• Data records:
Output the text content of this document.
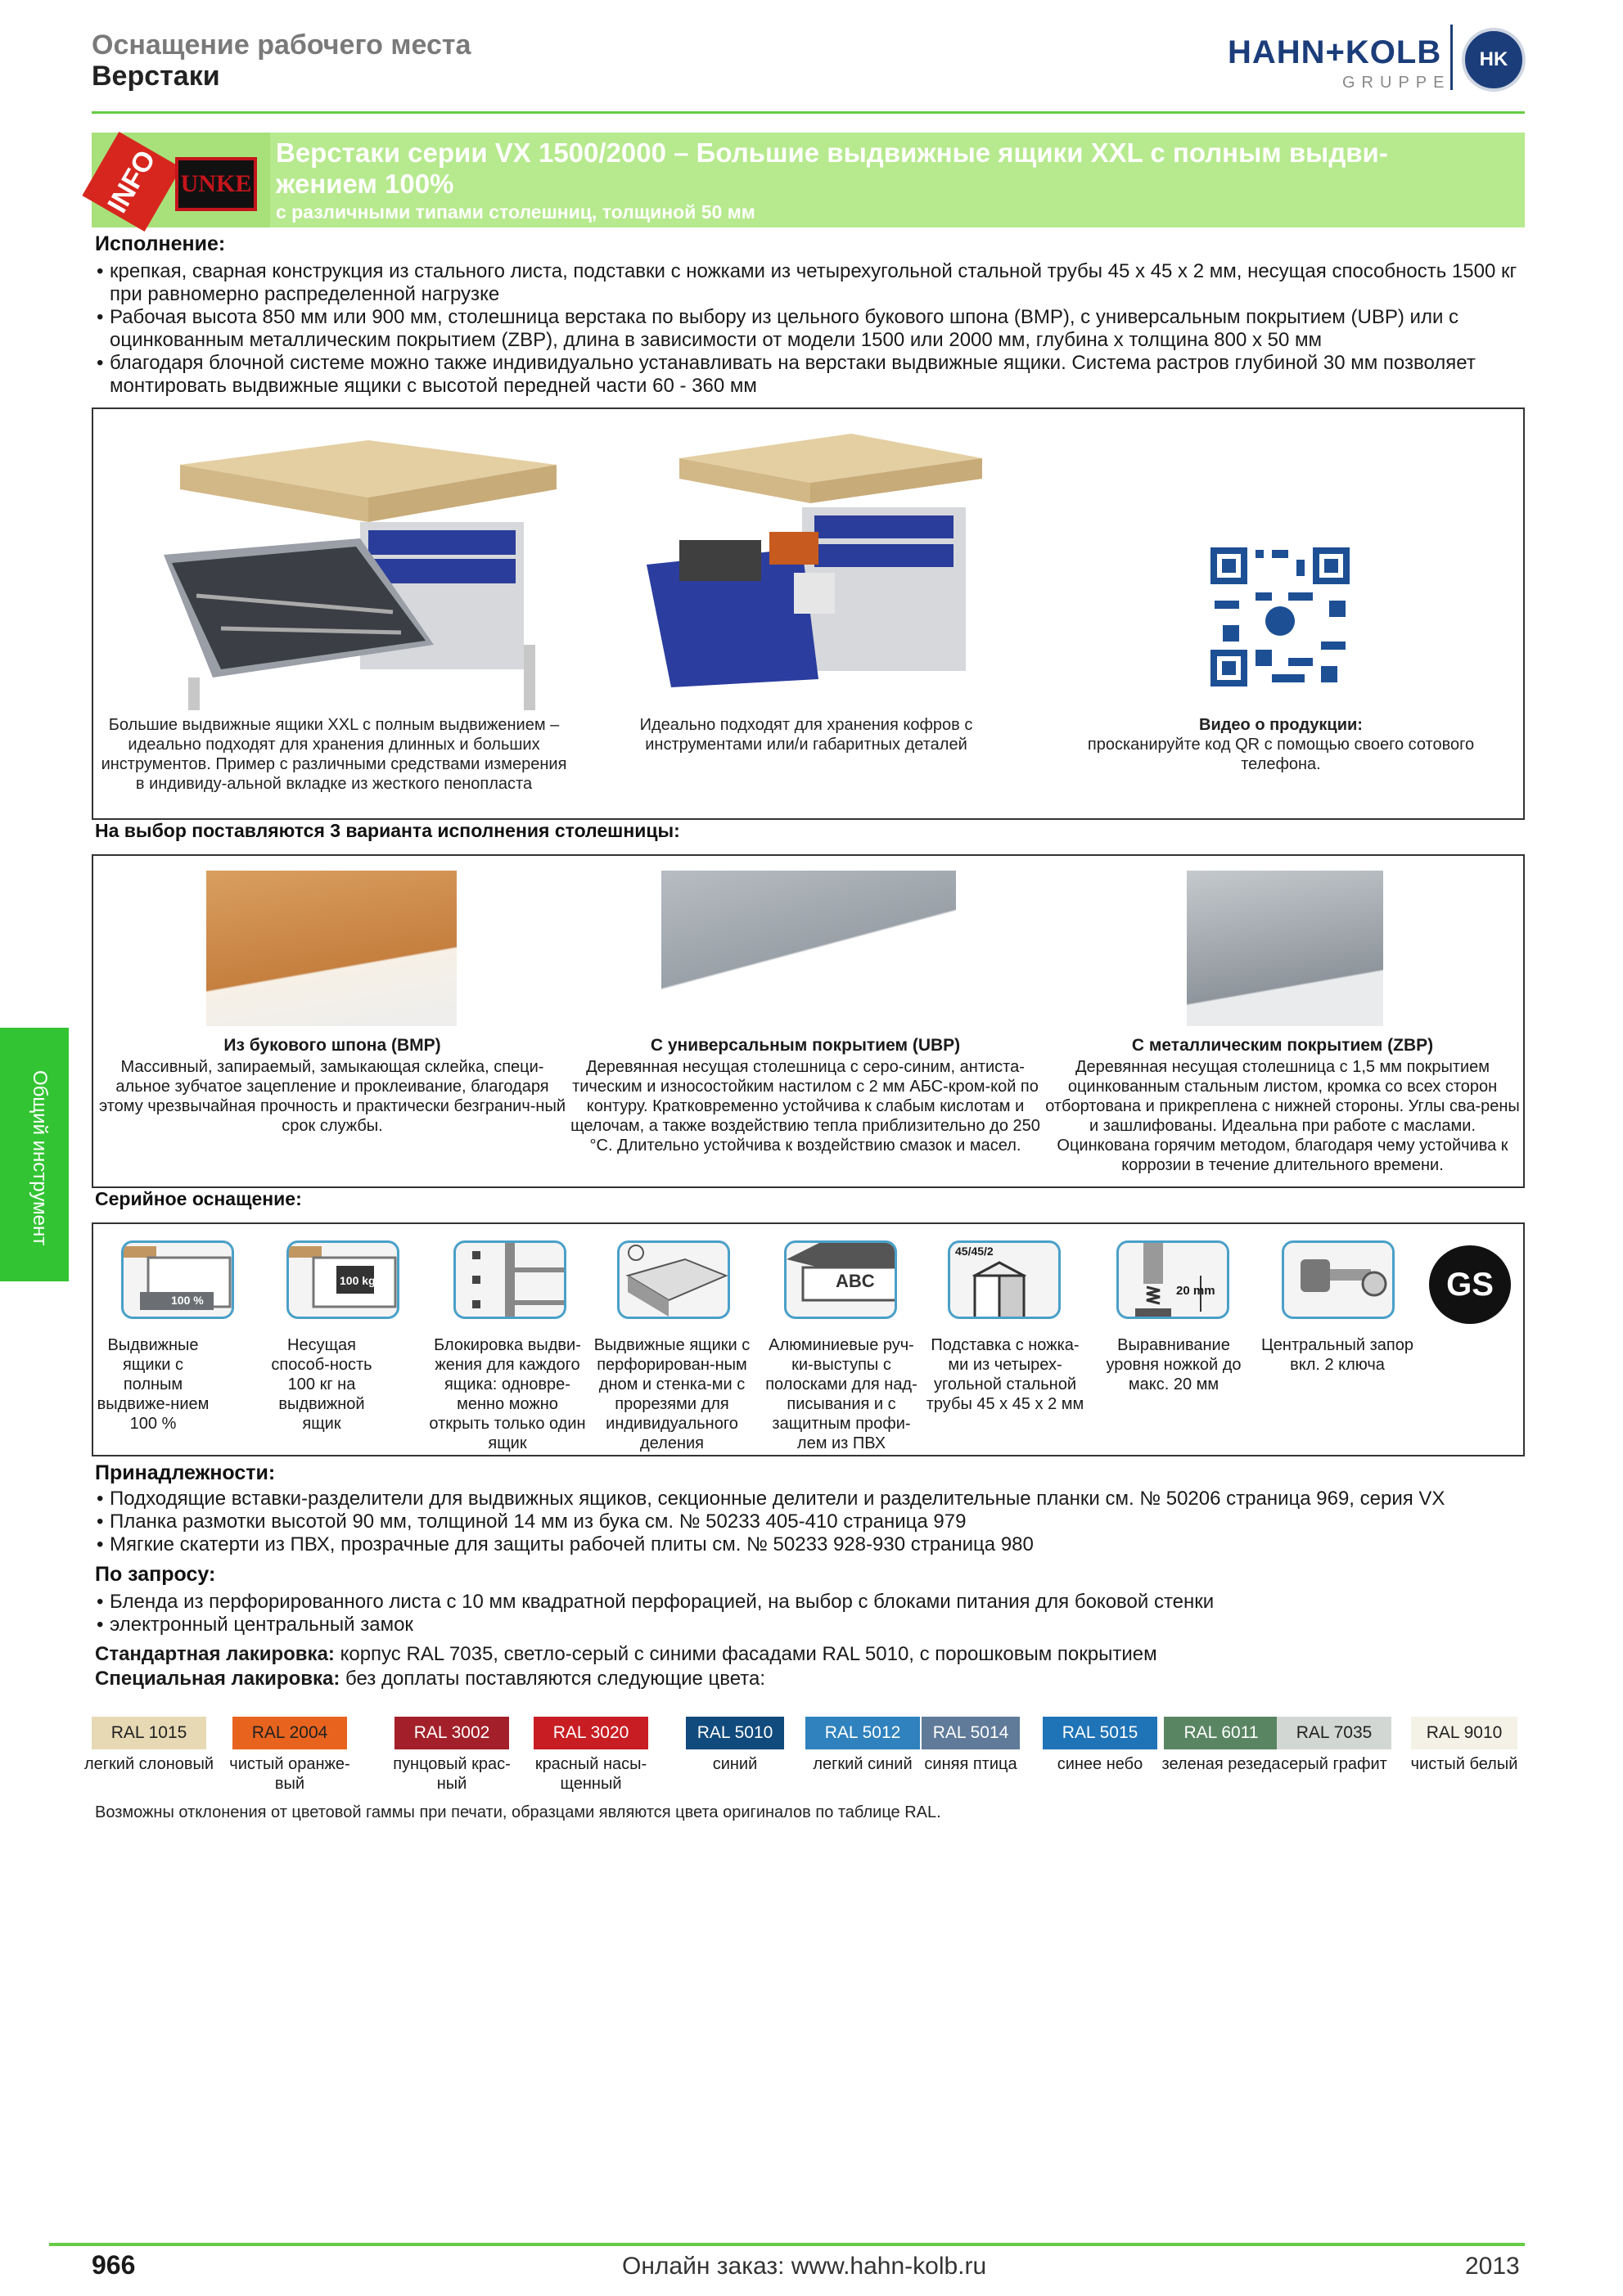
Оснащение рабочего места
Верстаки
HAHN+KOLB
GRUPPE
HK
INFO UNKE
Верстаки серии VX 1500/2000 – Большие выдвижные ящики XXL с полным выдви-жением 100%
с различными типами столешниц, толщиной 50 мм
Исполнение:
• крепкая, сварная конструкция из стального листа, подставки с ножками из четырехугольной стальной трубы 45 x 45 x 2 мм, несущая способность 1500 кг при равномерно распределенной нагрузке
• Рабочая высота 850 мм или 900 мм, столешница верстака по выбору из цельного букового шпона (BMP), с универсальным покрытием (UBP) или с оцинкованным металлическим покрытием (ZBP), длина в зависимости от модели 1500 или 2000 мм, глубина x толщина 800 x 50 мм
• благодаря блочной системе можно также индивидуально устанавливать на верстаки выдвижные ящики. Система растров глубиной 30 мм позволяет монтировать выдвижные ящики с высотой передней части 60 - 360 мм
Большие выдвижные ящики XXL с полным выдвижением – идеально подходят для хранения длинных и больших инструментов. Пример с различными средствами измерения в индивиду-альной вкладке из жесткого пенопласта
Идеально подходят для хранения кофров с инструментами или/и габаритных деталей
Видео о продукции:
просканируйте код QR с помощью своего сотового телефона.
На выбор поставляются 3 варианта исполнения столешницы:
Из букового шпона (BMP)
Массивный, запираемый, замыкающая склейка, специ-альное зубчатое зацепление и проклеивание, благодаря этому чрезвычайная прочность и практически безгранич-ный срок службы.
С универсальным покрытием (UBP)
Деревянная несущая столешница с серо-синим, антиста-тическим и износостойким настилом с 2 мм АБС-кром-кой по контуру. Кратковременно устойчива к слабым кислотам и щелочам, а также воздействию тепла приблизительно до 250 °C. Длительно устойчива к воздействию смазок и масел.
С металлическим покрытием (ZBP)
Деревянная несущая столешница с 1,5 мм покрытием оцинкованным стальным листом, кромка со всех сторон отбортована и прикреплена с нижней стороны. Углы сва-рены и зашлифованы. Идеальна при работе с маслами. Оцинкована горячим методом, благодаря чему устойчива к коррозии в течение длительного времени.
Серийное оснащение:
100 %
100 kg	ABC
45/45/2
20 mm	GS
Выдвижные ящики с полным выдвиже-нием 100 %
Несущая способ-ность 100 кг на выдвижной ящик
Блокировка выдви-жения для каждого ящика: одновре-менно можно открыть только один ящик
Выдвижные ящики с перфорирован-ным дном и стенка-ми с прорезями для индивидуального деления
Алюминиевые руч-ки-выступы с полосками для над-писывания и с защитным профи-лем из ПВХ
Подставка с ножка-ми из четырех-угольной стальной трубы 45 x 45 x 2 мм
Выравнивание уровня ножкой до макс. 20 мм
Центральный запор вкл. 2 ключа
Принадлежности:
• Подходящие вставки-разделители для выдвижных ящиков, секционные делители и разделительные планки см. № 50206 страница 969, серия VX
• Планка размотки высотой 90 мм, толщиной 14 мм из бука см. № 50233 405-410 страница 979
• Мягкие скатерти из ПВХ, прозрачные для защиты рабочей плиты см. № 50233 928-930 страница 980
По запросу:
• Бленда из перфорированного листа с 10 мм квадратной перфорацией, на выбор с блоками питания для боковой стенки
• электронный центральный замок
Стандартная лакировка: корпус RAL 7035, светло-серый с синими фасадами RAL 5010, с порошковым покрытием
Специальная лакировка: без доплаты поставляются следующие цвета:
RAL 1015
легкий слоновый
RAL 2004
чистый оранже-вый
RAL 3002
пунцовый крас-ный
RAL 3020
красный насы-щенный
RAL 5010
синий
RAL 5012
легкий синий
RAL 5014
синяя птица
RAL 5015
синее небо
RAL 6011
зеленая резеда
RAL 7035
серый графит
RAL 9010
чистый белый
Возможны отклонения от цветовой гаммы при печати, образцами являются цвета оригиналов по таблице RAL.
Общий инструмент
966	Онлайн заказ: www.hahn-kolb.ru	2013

==

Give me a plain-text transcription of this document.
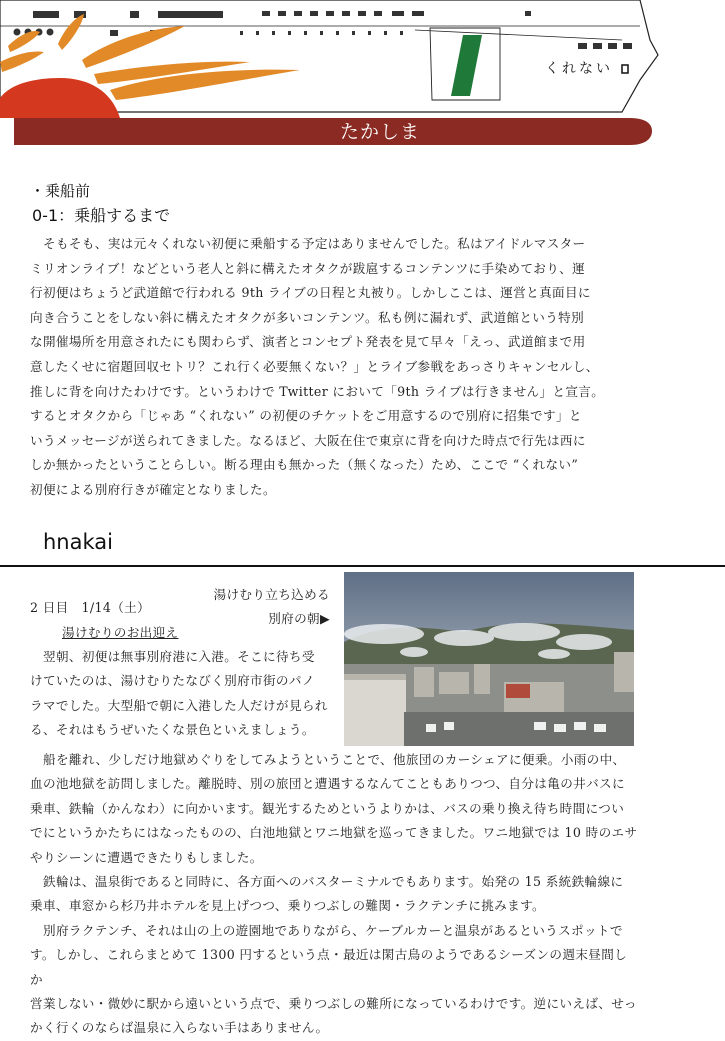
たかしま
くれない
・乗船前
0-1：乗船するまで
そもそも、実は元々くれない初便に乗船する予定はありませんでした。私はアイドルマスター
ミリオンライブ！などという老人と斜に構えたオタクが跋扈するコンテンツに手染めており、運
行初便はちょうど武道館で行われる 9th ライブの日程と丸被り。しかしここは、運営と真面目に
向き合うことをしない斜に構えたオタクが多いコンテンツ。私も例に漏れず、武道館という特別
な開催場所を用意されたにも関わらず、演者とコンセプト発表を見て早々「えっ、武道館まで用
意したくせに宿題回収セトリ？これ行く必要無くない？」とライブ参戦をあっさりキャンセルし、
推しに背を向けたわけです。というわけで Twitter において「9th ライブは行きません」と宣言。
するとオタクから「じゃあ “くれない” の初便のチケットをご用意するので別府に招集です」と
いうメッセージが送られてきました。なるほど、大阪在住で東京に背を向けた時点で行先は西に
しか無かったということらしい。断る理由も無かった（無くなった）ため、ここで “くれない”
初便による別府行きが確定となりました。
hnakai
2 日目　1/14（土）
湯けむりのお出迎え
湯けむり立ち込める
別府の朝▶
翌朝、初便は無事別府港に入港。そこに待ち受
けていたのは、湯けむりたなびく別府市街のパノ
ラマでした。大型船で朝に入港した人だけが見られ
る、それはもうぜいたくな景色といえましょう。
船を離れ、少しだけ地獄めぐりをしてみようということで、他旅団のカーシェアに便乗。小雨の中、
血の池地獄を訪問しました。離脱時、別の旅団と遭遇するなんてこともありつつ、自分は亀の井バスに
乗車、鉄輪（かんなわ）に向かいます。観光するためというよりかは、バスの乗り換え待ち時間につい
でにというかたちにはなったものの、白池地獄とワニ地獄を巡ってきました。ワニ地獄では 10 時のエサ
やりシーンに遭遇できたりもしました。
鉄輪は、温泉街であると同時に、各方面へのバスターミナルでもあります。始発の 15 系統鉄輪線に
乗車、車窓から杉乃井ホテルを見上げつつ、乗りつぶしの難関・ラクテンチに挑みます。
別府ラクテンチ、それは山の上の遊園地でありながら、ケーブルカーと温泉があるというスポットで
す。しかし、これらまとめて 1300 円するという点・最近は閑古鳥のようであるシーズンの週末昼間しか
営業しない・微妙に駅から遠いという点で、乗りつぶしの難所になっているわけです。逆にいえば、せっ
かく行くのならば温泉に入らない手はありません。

• Given instruction:
From the entries above, copy every line that holds the word "букового".

• Response to this exercise:
• Рабочая высота 850 мм или 900 мм, столешница верстака по выбору из цельного букового шпона (BMP), с универсальным покрытием (UBP) или с оцинкованным металлическим покрытием (ZBP), длина в зависимости от модели 1500 или 2000 мм, глубина x толщина 800 x 50 мм
Из букового шпона (BMP)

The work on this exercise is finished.